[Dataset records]
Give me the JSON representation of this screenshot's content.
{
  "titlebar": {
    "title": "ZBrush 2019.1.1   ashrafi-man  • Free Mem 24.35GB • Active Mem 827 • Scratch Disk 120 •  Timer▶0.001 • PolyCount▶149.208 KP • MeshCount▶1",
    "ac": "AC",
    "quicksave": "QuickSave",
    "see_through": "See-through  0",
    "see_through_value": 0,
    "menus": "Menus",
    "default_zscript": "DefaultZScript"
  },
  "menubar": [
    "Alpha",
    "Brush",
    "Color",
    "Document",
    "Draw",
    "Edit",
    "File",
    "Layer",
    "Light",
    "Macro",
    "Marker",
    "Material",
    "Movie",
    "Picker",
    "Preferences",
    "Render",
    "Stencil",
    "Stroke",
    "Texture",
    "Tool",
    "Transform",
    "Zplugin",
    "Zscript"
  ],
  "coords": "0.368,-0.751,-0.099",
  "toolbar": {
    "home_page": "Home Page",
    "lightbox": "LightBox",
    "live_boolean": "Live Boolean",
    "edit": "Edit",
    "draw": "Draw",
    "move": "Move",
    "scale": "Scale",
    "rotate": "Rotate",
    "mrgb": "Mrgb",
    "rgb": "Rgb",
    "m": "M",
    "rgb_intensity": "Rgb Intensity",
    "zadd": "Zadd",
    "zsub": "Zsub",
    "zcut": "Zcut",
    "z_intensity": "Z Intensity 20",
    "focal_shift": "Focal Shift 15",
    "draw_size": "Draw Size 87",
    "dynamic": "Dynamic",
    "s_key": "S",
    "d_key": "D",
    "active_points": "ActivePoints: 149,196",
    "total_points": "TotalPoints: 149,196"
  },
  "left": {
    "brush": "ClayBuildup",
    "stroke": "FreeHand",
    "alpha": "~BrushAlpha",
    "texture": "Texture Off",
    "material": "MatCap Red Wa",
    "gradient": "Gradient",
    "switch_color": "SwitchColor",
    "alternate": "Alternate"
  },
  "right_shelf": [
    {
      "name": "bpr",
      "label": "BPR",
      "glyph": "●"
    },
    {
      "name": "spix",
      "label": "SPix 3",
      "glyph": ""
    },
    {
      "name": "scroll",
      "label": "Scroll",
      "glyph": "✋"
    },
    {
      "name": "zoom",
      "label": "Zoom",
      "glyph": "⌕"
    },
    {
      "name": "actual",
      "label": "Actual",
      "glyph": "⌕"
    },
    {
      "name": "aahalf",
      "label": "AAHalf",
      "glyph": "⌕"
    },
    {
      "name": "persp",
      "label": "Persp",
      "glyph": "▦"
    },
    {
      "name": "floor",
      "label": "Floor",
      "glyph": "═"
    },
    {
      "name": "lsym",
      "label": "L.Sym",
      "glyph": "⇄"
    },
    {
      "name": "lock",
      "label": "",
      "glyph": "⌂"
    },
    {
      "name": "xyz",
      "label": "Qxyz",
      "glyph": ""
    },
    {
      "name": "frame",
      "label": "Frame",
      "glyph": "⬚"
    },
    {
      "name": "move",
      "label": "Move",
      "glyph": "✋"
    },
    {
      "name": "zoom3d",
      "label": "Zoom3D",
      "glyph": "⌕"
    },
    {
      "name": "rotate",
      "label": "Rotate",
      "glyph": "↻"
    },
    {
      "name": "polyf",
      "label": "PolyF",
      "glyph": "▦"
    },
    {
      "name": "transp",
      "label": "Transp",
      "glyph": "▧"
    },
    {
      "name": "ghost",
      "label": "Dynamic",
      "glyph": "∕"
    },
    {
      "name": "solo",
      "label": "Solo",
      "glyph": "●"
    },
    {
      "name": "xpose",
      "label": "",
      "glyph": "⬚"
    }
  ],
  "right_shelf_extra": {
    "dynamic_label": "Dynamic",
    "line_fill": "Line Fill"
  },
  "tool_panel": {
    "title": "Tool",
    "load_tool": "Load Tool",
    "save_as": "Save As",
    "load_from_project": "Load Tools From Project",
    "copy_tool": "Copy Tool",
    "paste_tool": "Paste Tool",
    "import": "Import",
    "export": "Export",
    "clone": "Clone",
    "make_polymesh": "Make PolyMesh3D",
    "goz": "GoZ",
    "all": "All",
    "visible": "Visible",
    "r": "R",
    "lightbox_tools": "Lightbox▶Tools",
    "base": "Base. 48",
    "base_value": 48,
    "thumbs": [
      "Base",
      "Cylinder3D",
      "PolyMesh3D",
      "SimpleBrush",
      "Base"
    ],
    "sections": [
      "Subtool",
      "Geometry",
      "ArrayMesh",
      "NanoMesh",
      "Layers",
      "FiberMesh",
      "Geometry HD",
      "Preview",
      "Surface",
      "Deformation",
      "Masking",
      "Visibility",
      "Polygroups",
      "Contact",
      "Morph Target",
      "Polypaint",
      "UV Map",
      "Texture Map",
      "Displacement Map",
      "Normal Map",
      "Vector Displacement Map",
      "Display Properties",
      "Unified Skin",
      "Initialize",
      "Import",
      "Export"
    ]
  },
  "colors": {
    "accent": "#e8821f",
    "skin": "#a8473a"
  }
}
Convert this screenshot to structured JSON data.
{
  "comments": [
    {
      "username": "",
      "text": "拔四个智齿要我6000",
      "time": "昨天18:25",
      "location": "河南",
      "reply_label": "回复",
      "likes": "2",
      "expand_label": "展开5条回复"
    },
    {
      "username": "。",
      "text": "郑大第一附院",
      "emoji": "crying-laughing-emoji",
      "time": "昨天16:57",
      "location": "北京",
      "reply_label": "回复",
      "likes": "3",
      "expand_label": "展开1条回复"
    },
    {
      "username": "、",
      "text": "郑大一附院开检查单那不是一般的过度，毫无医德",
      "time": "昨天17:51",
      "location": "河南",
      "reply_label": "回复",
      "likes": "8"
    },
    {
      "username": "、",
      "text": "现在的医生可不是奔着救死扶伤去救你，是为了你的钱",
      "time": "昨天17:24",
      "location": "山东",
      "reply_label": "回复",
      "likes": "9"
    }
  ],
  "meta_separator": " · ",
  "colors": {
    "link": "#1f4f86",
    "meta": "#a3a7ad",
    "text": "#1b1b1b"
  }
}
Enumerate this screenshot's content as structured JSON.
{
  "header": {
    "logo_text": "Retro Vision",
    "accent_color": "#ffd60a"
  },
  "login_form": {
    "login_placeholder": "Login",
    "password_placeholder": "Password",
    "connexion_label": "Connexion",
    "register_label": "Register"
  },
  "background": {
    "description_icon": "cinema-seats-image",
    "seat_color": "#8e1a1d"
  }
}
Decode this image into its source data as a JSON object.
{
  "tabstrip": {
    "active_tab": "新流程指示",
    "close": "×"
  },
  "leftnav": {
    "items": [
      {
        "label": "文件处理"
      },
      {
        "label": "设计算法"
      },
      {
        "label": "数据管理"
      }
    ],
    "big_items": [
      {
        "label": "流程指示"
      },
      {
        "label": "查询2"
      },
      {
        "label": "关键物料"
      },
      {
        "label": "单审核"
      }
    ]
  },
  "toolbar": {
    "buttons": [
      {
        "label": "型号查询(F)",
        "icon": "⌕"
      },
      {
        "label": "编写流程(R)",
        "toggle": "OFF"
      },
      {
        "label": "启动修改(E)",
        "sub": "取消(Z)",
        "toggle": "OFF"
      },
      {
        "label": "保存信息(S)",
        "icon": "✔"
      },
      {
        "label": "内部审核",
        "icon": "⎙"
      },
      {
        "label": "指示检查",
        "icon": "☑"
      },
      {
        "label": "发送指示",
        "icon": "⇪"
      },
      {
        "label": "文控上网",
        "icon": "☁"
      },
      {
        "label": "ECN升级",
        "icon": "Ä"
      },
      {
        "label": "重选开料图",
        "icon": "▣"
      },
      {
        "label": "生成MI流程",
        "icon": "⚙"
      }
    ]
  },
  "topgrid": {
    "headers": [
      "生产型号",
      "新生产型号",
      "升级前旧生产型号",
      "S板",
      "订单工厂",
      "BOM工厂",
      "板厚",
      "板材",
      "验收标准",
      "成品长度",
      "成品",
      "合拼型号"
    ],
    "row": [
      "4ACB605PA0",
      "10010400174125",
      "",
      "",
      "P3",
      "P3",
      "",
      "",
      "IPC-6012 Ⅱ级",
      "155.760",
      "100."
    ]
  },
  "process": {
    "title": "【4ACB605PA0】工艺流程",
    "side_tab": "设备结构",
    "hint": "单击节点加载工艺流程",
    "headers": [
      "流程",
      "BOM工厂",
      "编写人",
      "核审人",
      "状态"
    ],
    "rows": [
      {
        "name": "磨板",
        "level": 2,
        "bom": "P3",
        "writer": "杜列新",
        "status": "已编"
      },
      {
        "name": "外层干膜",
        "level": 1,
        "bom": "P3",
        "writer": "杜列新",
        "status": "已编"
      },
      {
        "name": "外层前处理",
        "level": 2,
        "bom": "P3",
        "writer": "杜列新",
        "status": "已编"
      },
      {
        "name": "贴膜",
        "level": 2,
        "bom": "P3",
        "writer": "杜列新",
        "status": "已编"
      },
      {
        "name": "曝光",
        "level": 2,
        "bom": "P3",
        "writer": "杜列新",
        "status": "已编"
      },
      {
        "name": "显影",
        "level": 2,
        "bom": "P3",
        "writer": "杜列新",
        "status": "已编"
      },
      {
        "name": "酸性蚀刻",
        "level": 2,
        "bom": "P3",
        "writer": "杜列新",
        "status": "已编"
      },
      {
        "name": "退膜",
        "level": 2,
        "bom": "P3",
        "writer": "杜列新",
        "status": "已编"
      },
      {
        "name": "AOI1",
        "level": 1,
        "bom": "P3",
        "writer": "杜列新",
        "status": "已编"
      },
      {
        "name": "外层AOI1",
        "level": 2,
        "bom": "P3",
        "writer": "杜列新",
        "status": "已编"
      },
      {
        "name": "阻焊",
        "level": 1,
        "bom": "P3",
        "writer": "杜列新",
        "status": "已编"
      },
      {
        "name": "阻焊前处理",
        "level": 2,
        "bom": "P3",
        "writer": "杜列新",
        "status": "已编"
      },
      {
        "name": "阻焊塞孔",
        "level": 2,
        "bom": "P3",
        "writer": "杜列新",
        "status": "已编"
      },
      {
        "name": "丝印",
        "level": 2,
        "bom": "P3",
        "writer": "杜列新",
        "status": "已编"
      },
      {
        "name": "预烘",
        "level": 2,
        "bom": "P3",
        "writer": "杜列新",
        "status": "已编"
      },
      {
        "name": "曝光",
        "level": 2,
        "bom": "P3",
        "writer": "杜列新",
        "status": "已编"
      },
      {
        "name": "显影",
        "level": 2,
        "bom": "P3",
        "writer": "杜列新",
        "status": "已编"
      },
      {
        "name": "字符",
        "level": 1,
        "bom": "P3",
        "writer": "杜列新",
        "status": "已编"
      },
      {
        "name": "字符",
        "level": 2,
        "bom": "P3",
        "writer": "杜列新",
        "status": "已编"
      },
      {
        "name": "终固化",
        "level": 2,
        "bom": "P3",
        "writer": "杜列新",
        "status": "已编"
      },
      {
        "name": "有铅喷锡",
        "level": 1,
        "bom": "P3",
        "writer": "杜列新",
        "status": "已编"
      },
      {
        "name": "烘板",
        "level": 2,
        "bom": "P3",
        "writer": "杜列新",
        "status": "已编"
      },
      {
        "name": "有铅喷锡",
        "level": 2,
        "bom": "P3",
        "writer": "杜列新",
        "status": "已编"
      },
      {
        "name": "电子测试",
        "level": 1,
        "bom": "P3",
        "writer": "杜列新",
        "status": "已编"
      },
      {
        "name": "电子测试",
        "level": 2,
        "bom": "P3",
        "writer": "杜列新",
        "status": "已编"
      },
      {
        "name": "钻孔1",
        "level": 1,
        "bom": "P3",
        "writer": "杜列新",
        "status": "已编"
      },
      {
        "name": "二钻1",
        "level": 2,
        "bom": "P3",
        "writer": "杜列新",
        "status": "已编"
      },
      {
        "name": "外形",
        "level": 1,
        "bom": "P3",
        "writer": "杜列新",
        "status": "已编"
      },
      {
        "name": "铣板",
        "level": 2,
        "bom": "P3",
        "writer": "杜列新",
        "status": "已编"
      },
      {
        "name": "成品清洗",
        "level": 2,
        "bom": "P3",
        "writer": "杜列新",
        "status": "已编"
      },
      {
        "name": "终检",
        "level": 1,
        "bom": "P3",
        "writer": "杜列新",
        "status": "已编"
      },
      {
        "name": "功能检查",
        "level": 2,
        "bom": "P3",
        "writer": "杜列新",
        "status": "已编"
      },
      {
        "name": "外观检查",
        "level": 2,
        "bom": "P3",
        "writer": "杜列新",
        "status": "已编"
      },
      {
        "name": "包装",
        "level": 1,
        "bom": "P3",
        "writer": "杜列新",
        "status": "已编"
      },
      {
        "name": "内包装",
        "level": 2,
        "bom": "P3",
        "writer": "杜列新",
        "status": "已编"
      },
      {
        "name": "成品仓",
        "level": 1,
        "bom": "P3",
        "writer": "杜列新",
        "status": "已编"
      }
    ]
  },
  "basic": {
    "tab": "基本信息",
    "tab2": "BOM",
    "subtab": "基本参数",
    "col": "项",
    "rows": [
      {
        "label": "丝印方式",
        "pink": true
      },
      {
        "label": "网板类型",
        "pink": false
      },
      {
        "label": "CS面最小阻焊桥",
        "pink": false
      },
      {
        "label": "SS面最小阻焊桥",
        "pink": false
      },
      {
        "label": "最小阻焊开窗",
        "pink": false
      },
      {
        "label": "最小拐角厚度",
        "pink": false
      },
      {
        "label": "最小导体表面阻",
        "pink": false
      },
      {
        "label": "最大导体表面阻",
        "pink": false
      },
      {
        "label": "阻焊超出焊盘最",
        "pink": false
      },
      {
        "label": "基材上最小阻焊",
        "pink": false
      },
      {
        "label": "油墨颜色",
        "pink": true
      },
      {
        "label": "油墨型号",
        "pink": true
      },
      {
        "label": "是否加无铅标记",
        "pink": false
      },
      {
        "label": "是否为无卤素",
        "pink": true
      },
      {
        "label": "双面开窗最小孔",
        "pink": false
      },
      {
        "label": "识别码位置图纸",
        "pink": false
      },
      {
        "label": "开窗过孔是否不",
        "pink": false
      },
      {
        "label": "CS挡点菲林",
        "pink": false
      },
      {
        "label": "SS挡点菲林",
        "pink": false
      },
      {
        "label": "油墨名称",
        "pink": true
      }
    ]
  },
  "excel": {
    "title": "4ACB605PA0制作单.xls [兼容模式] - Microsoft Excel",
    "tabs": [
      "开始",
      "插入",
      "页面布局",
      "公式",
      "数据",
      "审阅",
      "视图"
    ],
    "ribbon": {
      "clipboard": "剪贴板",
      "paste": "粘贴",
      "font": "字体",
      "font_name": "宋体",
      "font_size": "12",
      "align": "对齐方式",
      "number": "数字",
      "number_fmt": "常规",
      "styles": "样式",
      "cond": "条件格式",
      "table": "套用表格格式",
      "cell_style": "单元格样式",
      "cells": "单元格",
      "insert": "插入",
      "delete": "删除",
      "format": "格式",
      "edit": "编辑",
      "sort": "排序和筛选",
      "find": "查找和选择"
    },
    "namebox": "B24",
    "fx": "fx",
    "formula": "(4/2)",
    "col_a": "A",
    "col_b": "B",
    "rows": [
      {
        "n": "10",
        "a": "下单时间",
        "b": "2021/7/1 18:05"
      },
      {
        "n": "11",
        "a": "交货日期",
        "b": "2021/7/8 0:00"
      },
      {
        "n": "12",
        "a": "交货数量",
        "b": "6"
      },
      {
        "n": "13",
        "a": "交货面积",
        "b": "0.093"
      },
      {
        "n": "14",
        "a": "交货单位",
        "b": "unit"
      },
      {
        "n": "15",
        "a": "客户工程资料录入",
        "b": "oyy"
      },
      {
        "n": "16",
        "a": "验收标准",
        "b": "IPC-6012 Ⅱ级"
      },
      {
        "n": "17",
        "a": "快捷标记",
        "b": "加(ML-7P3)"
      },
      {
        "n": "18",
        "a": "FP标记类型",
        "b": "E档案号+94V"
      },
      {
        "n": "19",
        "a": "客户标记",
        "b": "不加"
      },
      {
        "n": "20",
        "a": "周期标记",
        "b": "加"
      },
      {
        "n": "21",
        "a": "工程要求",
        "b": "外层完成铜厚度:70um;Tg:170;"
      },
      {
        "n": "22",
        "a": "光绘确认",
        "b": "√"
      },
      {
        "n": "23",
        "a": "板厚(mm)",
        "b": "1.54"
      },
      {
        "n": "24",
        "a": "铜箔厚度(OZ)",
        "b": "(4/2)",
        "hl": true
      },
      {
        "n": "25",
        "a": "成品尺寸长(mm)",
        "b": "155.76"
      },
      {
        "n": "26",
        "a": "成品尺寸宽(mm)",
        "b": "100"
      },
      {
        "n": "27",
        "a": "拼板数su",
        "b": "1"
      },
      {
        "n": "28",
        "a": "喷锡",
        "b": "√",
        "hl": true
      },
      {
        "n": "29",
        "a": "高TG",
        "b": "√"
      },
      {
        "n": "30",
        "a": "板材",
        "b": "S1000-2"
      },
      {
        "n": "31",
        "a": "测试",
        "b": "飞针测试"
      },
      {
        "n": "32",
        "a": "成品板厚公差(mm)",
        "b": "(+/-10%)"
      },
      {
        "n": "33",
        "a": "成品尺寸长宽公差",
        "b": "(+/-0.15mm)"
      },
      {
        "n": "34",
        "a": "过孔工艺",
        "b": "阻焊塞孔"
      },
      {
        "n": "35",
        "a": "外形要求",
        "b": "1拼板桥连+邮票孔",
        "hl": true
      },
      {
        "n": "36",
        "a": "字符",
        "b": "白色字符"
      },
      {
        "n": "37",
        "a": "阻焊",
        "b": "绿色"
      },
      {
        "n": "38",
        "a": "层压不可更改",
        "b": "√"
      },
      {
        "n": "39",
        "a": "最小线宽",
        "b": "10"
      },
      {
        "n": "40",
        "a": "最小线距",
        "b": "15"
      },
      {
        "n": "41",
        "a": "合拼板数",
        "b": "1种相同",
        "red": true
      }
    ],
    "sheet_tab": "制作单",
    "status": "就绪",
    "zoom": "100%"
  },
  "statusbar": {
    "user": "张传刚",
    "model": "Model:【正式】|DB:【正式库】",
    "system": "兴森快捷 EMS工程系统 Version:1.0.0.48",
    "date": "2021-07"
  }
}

- Problem to solve:
Extract every line above that contains the word "Tools".

- Solution for this problem:
    "load_from_project": "Load Tools From Project",
    "lightbox_tools": "Lightbox▶Tools",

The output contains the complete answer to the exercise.